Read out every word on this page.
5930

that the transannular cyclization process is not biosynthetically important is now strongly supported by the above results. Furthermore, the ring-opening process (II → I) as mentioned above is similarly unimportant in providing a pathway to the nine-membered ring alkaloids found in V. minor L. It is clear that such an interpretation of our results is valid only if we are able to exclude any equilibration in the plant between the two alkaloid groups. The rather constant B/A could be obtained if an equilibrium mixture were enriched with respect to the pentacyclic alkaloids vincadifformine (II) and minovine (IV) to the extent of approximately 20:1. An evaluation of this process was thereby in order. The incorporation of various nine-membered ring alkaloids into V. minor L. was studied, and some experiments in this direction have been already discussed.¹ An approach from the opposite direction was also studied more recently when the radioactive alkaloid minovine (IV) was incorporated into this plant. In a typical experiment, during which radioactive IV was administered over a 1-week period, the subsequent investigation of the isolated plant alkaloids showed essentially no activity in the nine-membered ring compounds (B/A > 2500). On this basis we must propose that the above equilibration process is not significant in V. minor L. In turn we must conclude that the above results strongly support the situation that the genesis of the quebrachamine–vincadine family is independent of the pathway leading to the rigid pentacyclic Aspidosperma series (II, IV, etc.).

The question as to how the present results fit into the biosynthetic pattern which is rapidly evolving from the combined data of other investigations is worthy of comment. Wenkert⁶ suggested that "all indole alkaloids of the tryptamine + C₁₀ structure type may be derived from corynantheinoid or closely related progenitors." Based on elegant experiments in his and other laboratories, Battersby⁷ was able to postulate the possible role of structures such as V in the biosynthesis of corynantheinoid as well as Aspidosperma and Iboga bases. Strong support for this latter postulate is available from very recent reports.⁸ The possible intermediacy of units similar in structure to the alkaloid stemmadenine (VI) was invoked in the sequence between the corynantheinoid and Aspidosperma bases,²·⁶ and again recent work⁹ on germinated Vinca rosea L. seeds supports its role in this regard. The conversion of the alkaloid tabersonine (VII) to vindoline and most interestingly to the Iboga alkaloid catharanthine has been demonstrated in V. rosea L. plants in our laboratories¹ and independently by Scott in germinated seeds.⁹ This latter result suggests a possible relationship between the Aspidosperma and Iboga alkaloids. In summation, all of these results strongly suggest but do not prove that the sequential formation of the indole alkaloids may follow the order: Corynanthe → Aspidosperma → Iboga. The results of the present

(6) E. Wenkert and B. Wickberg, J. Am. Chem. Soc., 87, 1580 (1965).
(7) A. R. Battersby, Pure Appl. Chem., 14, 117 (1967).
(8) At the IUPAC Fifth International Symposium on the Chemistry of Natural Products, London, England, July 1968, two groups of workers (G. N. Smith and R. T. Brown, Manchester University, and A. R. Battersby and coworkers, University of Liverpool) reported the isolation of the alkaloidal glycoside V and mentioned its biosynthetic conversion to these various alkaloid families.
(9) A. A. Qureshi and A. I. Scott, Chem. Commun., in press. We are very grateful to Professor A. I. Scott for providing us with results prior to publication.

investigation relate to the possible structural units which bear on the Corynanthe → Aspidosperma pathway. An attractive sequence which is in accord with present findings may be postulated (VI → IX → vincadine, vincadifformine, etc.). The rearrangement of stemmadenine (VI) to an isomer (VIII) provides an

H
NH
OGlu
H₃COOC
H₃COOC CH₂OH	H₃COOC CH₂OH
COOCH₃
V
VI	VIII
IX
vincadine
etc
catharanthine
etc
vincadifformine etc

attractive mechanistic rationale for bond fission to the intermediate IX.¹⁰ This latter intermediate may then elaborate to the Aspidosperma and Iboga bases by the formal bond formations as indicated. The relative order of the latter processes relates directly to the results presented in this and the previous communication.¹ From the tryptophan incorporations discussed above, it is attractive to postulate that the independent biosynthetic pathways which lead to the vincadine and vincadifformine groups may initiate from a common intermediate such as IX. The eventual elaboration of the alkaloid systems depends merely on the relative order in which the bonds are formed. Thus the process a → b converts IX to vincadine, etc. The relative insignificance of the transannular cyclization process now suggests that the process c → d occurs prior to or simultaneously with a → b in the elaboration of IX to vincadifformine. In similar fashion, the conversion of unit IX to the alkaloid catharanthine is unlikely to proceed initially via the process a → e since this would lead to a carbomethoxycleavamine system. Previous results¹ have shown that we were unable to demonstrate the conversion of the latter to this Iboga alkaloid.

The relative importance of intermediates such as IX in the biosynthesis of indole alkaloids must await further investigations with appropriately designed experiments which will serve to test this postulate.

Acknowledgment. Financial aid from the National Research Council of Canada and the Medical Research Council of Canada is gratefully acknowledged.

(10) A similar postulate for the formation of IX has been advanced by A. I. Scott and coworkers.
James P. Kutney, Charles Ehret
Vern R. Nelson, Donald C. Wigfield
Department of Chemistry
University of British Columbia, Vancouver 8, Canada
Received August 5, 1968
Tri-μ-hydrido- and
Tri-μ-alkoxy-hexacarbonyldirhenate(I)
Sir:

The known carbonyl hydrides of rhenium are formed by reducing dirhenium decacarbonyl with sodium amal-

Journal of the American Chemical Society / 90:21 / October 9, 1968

EXERCISE:
Transcribe the data above verbatim.

SOLUTION TO THIS PROBLEM:
Read out every word on this page.
5930

that the transannular cyclization process is not biosynthetically important is now strongly supported by the above results. Furthermore, the ring-opening process (II → I) as mentioned above is similarly unimportant in providing a pathway to the nine-membered ring alkaloids found in V. minor L. It is clear that such an interpretation of our results is valid only if we are able to exclude any equilibration in the plant between the two alkaloid groups. The rather constant B/A could be obtained if an equilibrium mixture were enriched with respect to the pentacyclic alkaloids vincadifformine (II) and minovine (IV) to the extent of approximately 20:1. An evaluation of this process was thereby in order. The incorporation of various nine-membered ring alkaloids into V. minor L. was studied, and some experiments in this direction have been already discussed.¹ An approach from the opposite direction was also studied more recently when the radioactive alkaloid minovine (IV) was incorporated into this plant. In a typical experiment, during which radioactive IV was administered over a 1-week period, the subsequent investigation of the isolated plant alkaloids showed essentially no activity in the nine-membered ring compounds (B/A > 2500). On this basis we must propose that the above equilibration process is not significant in V. minor L. In turn we must conclude that the above results strongly support the situation that the genesis of the quebrachamine–vincadine family is independent of the pathway leading to the rigid pentacyclic Aspidosperma series (II, IV, etc.).

The question as to how the present results fit into the biosynthetic pattern which is rapidly evolving from the combined data of other investigations is worthy of comment. Wenkert⁶ suggested that "all indole alkaloids of the tryptamine + C₁₀ structure type may be derived from corynantheinoid or closely related progenitors." Based on elegant experiments in his and other laboratories, Battersby⁷ was able to postulate the possible role of structures such as V in the biosynthesis of corynantheinoid as well as Aspidosperma and Iboga bases. Strong support for this latter postulate is available from very recent reports.⁸ The possible intermediacy of units similar in structure to the alkaloid stemmadenine (VI) was invoked in the sequence between the corynantheinoid and Aspidosperma bases,²·⁶ and again recent work⁹ on germinated Vinca rosea L. seeds supports its role in this regard. The conversion of the alkaloid tabersonine (VII) to vindoline and most interestingly to the Iboga alkaloid catharanthine has been demonstrated in V. rosea L. plants in our laboratories¹ and independently by Scott in germinated seeds.⁹ This latter result suggests a possible relationship between the Aspidosperma and Iboga alkaloids. In summation, all of these results strongly suggest but do not prove that the sequential formation of the indole alkaloids may follow the order: Corynanthe → Aspidosperma → Iboga. The results of the present

(6) E. Wenkert and B. Wickberg, J. Am. Chem. Soc., 87, 1580 (1965).
(7) A. R. Battersby, Pure Appl. Chem., 14, 117 (1967).
(8) At the IUPAC Fifth International Symposium on the Chemistry of Natural Products, London, England, July 1968, two groups of workers (G. N. Smith and R. T. Brown, Manchester University, and A. R. Battersby and coworkers, University of Liverpool) reported the isolation of the alkaloidal glycoside V and mentioned its biosynthetic conversion to these various alkaloid families.
(9) A. A. Qureshi and A. I. Scott, Chem. Commun., in press. We are very grateful to Professor A. I. Scott for providing us with results prior to publication.

investigation relate to the possible structural units which bear on the Corynanthe → Aspidosperma pathway. An attractive sequence which is in accord with present findings may be postulated (VI → IX → vincadine, vincadifformine, etc.). The rearrangement of stemmadenine (VI) to an isomer (VIII) provides an

H
NH
OGlu
H₃COOC
H₃COOC CH₂OH	H₃COOC CH₂OH
COOCH₃
V
VI	VIII
IX
vincadine
etc
catharanthine
etc
vincadifformine etc

attractive mechanistic rationale for bond fission to the intermediate IX.¹⁰ This latter intermediate may then elaborate to the Aspidosperma and Iboga bases by the formal bond formations as indicated. The relative order of the latter processes relates directly to the results presented in this and the previous communication.¹ From the tryptophan incorporations discussed above, it is attractive to postulate that the independent biosynthetic pathways which lead to the vincadine and vincadifformine groups may initiate from a common intermediate such as IX. The eventual elaboration of the alkaloid systems depends merely on the relative order in which the bonds are formed. Thus the process a → b converts IX to vincadine, etc. The relative insignificance of the transannular cyclization process now suggests that the process c → d occurs prior to or simultaneously with a → b in the elaboration of IX to vincadifformine. In similar fashion, the conversion of unit IX to the alkaloid catharanthine is unlikely to proceed initially via the process a → e since this would lead to a carbomethoxycleavamine system. Previous results¹ have shown that we were unable to demonstrate the conversion of the latter to this Iboga alkaloid.

The relative importance of intermediates such as IX in the biosynthesis of indole alkaloids must await further investigations with appropriately designed experiments which will serve to test this postulate.

Acknowledgment. Financial aid from the National Research Council of Canada and the Medical Research Council of Canada is gratefully acknowledged.

(10) A similar postulate for the formation of IX has been advanced by A. I. Scott and coworkers.
James P. Kutney, Charles Ehret
Vern R. Nelson, Donald C. Wigfield
Department of Chemistry
University of British Columbia, Vancouver 8, Canada
Received August 5, 1968
Tri-μ-hydrido- and
Tri-μ-alkoxy-hexacarbonyldirhenate(I)
Sir:

The known carbonyl hydrides of rhenium are formed by reducing dirhenium decacarbonyl with sodium amal-

Journal of the American Chemical Society / 90:21 / October 9, 1968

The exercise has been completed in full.